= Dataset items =
########

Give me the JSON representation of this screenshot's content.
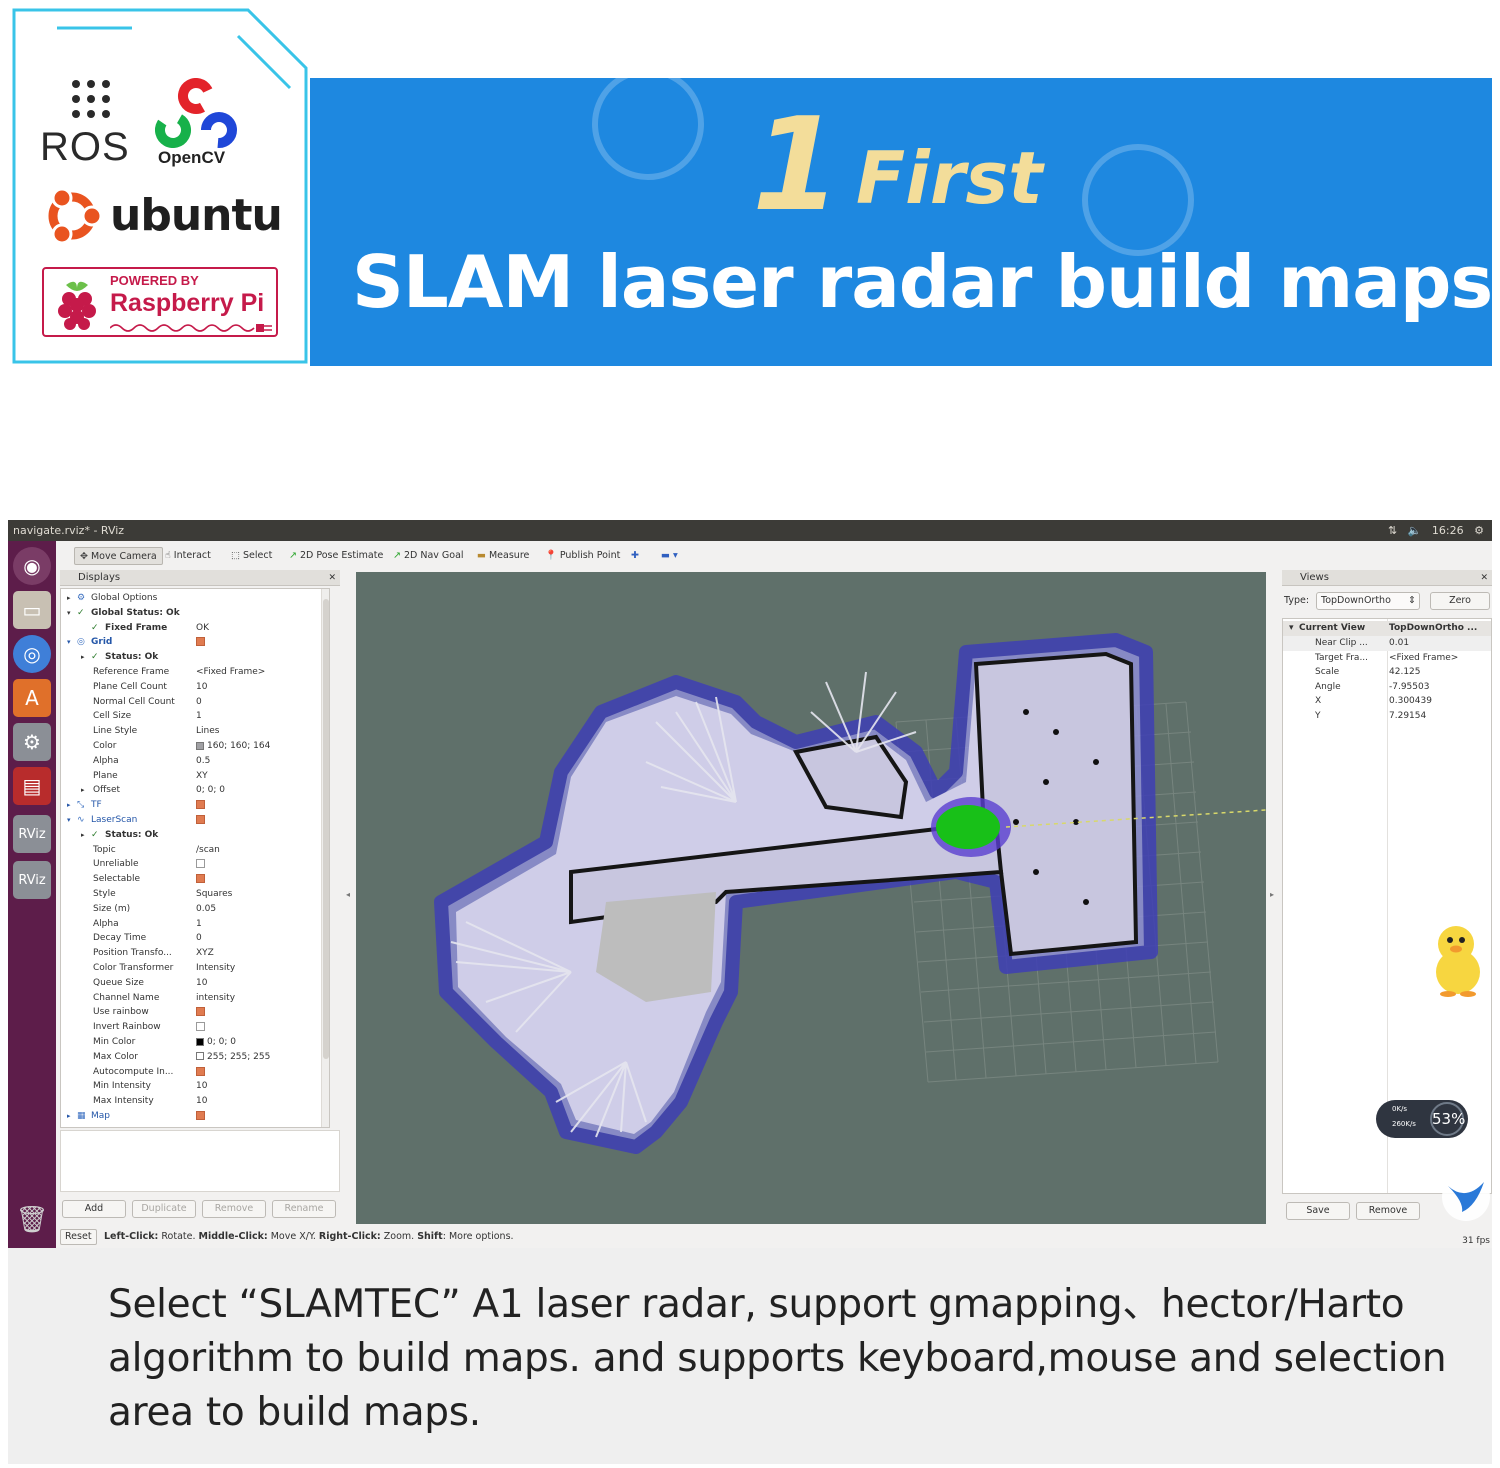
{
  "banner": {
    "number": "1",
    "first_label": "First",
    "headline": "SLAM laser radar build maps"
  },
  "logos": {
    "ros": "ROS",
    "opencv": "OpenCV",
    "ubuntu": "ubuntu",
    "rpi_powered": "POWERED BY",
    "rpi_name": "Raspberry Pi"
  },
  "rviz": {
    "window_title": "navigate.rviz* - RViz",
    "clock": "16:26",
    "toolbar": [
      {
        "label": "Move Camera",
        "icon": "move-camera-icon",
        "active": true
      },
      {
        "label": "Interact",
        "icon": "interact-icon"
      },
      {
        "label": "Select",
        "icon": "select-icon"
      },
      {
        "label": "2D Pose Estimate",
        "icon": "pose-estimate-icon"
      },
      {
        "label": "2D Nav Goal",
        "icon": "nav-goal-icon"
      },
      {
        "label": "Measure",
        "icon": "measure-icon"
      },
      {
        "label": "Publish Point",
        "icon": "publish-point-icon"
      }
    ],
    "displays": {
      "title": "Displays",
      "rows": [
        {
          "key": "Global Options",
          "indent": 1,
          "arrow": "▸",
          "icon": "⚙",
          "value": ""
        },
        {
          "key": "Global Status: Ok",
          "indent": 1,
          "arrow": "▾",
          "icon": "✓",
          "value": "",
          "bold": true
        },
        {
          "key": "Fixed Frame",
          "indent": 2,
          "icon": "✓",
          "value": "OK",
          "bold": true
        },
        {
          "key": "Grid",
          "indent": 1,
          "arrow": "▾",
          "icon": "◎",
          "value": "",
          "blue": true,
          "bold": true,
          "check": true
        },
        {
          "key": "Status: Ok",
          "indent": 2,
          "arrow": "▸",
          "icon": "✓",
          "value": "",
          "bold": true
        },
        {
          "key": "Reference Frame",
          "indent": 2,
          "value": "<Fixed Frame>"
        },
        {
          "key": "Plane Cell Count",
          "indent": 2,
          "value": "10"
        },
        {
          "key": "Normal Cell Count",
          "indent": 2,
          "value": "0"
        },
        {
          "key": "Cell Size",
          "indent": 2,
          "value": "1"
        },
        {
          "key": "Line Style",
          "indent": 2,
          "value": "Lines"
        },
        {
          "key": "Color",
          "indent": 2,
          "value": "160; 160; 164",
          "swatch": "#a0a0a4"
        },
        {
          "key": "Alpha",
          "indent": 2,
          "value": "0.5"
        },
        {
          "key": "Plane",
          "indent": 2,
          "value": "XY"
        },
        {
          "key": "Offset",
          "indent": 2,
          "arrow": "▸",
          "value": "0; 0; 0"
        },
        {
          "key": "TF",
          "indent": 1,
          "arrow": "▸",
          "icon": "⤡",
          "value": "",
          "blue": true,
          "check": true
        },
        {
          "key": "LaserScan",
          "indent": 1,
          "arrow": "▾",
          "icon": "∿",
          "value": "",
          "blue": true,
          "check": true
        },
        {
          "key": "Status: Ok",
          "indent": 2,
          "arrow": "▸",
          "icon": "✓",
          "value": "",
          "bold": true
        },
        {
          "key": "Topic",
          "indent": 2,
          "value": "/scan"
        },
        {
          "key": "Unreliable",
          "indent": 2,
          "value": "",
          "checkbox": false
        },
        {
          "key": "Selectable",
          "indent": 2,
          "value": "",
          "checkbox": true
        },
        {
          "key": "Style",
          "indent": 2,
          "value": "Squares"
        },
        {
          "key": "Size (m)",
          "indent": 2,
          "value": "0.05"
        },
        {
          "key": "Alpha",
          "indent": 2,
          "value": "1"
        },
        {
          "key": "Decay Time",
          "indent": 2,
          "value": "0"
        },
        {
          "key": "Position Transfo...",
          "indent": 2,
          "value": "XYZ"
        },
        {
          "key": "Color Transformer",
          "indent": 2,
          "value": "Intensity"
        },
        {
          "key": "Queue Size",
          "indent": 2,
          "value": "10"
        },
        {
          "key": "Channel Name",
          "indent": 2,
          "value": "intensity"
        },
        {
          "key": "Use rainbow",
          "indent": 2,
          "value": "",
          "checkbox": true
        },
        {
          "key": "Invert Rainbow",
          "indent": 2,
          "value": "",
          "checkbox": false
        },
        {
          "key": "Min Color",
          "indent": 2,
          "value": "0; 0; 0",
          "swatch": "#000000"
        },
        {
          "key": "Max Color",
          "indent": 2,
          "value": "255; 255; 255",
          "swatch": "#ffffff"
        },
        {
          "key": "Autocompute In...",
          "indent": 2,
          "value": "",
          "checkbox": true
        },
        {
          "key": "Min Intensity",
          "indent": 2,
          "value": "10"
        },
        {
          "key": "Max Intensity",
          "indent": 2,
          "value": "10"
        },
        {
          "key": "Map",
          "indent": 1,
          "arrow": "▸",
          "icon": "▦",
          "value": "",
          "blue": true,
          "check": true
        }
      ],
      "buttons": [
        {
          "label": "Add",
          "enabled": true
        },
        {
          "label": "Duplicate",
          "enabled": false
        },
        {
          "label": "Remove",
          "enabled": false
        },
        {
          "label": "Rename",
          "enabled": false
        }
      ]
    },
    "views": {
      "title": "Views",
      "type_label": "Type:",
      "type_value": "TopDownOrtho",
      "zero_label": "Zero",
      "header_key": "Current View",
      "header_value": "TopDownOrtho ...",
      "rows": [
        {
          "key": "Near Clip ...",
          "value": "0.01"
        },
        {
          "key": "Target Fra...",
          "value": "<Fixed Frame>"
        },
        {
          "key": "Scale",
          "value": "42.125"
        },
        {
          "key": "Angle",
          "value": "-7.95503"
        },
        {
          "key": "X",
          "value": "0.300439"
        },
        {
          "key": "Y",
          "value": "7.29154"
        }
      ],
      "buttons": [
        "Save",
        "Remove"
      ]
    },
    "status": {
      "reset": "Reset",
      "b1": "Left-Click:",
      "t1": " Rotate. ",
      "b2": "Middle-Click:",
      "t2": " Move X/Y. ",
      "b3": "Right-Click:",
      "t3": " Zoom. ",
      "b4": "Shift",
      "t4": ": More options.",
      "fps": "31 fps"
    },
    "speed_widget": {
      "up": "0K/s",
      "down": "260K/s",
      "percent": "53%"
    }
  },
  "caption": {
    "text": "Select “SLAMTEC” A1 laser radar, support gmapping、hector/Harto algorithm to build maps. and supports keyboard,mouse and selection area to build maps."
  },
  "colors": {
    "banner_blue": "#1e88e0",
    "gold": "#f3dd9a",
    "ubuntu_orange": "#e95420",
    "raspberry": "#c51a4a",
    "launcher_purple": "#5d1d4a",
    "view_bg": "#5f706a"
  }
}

########

= Task directions =
In the data above, count the lines where the word "Frame" appears; reply with the number only.

= Final result =
4